Task objective » Please output the lines shown below exactly as they appear.

[Dataset items]
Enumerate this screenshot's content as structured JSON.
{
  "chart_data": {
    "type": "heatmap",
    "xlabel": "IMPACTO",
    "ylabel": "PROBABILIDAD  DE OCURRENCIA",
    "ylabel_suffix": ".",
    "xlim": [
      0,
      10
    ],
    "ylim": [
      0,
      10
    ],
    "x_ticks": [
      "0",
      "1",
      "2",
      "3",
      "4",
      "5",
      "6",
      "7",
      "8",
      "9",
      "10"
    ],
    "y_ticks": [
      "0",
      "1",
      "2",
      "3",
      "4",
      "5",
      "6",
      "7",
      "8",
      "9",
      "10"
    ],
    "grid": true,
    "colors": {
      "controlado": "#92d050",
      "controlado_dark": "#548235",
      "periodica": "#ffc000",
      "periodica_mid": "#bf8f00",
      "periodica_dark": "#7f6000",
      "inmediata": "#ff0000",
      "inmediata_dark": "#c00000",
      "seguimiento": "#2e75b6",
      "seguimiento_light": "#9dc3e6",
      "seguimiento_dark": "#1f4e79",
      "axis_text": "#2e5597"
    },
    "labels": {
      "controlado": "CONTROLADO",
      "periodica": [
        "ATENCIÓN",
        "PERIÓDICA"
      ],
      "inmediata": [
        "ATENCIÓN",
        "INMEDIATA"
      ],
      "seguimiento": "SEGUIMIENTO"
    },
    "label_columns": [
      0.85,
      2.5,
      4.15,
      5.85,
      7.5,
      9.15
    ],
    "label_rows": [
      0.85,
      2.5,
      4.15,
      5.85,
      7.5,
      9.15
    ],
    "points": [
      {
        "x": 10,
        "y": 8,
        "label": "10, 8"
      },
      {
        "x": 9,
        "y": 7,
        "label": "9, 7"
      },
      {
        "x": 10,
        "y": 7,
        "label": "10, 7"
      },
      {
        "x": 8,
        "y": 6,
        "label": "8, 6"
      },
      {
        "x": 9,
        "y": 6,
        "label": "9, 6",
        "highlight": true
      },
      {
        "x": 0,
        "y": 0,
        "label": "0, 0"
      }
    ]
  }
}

Complete response »
Enumerate this screenshot's content as structured JSON.
{
  "chart_data": {
    "type": "heatmap",
    "xlabel": "IMPACTO",
    "ylabel": "PROBABILIDAD  DE OCURRENCIA",
    "ylabel_suffix": ".",
    "xlim": [
      0,
      10
    ],
    "ylim": [
      0,
      10
    ],
    "x_ticks": [
      "0",
      "1",
      "2",
      "3",
      "4",
      "5",
      "6",
      "7",
      "8",
      "9",
      "10"
    ],
    "y_ticks": [
      "0",
      "1",
      "2",
      "3",
      "4",
      "5",
      "6",
      "7",
      "8",
      "9",
      "10"
    ],
    "grid": true,
    "colors": {
      "controlado": "#92d050",
      "controlado_dark": "#548235",
      "periodica": "#ffc000",
      "periodica_mid": "#bf8f00",
      "periodica_dark": "#7f6000",
      "inmediata": "#ff0000",
      "inmediata_dark": "#c00000",
      "seguimiento": "#2e75b6",
      "seguimiento_light": "#9dc3e6",
      "seguimiento_dark": "#1f4e79",
      "axis_text": "#2e5597"
    },
    "labels": {
      "controlado": "CONTROLADO",
      "periodica": [
        "ATENCIÓN",
        "PERIÓDICA"
      ],
      "inmediata": [
        "ATENCIÓN",
        "INMEDIATA"
      ],
      "seguimiento": "SEGUIMIENTO"
    },
    "label_columns": [
      0.85,
      2.5,
      4.15,
      5.85,
      7.5,
      9.15
    ],
    "label_rows": [
      0.85,
      2.5,
      4.15,
      5.85,
      7.5,
      9.15
    ],
    "points": [
      {
        "x": 10,
        "y": 8,
        "label": "10, 8"
      },
      {
        "x": 9,
        "y": 7,
        "label": "9, 7"
      },
      {
        "x": 10,
        "y": 7,
        "label": "10, 7"
      },
      {
        "x": 8,
        "y": 6,
        "label": "8, 6"
      },
      {
        "x": 9,
        "y": 6,
        "label": "9, 6",
        "highlight": true
      },
      {
        "x": 0,
        "y": 0,
        "label": "0, 0"
      }
    ]
  }
}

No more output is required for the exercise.